## TASK STATEMENT
Look through the data below. Pick out the lines holding the string "أحتاج".

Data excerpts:

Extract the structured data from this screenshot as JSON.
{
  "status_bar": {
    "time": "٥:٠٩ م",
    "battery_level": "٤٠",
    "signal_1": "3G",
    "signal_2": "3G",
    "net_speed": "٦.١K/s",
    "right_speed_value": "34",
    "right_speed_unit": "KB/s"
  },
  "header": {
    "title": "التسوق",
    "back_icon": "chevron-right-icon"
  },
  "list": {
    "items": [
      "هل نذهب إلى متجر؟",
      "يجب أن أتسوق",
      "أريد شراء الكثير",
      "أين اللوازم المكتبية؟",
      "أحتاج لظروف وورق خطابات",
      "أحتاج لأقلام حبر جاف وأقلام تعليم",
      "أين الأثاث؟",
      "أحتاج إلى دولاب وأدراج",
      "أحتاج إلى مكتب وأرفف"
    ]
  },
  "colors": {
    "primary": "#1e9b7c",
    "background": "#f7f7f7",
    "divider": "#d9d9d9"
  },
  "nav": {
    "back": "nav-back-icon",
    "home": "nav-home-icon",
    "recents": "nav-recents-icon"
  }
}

## EXERCISE ANSWER
      "أحتاج لظروف وورق خطابات",
      "أحتاج لأقلام حبر جاف وأقلام تعليم",
      "أحتاج إلى دولاب وأدراج",
      "أحتاج إلى مكتب وأرفف"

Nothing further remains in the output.